::: Task data :::

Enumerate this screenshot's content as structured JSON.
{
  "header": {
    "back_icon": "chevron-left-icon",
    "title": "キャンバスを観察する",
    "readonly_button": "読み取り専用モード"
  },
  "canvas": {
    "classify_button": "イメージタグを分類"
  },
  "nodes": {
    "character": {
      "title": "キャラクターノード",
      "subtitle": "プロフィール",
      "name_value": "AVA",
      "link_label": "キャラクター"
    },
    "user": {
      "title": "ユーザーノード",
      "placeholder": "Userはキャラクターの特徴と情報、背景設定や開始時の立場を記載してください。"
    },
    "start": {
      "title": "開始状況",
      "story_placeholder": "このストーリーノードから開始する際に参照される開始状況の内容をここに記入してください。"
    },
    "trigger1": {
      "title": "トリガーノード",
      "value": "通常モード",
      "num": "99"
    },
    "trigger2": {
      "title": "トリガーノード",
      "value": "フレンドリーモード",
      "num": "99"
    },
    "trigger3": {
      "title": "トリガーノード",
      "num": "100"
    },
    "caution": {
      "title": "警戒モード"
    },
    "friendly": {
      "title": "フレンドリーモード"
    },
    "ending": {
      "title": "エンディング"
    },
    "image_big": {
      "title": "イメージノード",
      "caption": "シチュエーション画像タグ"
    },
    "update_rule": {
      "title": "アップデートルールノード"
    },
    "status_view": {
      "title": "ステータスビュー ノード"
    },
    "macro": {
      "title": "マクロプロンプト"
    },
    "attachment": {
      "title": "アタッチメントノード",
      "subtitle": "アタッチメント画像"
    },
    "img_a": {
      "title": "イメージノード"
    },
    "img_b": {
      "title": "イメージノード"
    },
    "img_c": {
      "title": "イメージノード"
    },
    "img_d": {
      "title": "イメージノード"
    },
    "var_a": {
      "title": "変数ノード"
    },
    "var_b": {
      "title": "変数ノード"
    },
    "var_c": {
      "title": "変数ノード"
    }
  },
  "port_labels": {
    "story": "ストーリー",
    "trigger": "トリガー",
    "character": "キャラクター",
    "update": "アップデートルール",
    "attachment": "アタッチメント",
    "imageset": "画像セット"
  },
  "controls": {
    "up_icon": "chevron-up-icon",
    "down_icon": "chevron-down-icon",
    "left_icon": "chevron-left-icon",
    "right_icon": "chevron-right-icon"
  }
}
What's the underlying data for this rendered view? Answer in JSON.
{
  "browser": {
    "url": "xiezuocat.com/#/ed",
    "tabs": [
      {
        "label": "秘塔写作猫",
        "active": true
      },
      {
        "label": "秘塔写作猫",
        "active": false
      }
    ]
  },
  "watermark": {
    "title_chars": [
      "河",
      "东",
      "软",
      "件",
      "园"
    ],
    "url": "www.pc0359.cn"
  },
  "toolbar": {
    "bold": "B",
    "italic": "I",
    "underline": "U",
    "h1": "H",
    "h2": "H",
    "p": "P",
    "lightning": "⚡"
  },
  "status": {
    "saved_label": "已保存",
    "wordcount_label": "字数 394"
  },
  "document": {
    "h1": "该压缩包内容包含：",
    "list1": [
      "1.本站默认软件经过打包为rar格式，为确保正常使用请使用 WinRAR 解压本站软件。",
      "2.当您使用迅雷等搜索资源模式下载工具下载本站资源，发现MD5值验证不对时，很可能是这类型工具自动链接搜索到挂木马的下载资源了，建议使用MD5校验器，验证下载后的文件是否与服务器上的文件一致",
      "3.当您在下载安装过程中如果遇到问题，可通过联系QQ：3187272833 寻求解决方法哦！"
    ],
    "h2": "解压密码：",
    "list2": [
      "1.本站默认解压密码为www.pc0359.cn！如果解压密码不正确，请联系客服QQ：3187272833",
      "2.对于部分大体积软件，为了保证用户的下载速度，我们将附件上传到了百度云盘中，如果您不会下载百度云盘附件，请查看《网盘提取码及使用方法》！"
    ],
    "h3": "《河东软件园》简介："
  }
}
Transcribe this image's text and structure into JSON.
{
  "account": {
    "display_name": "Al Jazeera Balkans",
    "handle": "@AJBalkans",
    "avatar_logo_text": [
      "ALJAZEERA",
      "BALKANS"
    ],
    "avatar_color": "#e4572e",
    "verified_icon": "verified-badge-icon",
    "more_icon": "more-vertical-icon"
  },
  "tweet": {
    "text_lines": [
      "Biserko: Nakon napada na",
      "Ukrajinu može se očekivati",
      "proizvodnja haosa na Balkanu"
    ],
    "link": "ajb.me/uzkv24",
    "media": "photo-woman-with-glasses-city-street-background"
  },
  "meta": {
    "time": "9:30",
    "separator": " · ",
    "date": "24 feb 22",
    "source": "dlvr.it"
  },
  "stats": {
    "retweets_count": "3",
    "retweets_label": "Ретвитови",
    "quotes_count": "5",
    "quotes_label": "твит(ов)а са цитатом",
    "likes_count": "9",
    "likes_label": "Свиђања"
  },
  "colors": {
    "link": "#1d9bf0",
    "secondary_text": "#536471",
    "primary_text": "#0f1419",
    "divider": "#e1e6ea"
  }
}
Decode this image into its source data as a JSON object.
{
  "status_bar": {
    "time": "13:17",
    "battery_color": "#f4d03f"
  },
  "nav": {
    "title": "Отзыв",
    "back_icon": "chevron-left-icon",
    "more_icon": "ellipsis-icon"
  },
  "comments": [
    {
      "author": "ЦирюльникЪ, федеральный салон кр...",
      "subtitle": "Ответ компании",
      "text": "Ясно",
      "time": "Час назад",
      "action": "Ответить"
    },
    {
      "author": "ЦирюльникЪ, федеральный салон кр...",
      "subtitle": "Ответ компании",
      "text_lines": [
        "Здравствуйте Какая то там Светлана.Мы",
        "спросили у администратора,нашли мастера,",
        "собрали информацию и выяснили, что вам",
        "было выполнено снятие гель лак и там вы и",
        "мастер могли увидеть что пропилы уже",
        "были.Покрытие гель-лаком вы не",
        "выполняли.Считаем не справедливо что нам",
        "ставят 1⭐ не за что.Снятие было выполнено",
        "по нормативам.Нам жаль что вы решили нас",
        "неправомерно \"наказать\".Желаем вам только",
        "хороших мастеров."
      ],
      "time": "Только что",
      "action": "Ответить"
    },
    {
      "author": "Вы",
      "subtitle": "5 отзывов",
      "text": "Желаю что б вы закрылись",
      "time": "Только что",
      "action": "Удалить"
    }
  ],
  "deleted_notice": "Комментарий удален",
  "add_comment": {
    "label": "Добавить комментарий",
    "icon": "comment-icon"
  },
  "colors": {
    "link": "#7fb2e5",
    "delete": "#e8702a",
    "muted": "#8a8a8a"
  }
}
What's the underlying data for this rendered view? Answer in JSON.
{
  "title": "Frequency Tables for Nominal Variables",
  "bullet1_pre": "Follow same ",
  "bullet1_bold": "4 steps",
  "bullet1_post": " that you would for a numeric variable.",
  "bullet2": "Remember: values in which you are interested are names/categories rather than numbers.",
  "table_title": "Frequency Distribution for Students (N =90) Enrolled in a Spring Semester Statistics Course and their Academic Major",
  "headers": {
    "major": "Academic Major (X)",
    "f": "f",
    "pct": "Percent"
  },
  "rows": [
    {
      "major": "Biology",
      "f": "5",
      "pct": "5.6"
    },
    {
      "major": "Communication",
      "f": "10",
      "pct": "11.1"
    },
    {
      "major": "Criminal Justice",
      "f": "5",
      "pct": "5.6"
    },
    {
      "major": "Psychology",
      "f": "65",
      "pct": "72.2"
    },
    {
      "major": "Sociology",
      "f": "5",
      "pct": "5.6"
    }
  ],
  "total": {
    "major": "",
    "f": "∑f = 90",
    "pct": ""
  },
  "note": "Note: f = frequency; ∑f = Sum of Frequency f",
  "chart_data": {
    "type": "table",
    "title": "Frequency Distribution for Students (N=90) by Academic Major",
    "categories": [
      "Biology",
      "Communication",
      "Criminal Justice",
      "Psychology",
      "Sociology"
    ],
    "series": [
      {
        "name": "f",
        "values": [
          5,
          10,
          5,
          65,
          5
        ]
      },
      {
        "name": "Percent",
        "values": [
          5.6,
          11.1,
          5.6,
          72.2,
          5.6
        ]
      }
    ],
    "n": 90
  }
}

:::

▶ **Goal of the exercise**
Set out every line from the material that contains the string "Justice".

▶ **Answer to this task**
      "major": "Criminal Justice",
      "Criminal Justice",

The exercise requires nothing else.